» **WHAT IS ASKED**: Of the lines in the entries below, state how many hold the word "name". Say nothing else.

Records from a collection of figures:

::::::

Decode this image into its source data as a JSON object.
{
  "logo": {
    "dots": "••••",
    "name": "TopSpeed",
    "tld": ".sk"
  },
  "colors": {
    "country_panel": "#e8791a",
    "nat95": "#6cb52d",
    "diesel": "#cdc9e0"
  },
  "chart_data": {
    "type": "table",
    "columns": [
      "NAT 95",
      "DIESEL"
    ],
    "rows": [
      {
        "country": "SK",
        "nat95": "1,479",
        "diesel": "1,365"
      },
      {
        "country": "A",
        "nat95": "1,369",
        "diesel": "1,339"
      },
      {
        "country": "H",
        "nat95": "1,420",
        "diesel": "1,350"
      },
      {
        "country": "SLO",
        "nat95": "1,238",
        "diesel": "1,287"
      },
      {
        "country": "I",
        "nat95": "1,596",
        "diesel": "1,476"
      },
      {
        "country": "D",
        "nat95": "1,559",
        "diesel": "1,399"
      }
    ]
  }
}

::::::

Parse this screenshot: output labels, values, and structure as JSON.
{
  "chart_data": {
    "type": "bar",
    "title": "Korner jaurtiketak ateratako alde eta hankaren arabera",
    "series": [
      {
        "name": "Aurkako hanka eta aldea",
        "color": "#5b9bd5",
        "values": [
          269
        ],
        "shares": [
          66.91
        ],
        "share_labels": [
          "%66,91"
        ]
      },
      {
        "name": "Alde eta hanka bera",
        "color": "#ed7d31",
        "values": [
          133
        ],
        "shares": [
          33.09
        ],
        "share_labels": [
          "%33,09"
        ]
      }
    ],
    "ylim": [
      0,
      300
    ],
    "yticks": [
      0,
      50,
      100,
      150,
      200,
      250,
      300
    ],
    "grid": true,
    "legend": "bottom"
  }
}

::::::

» **COMPLETE OUTPUT**: 3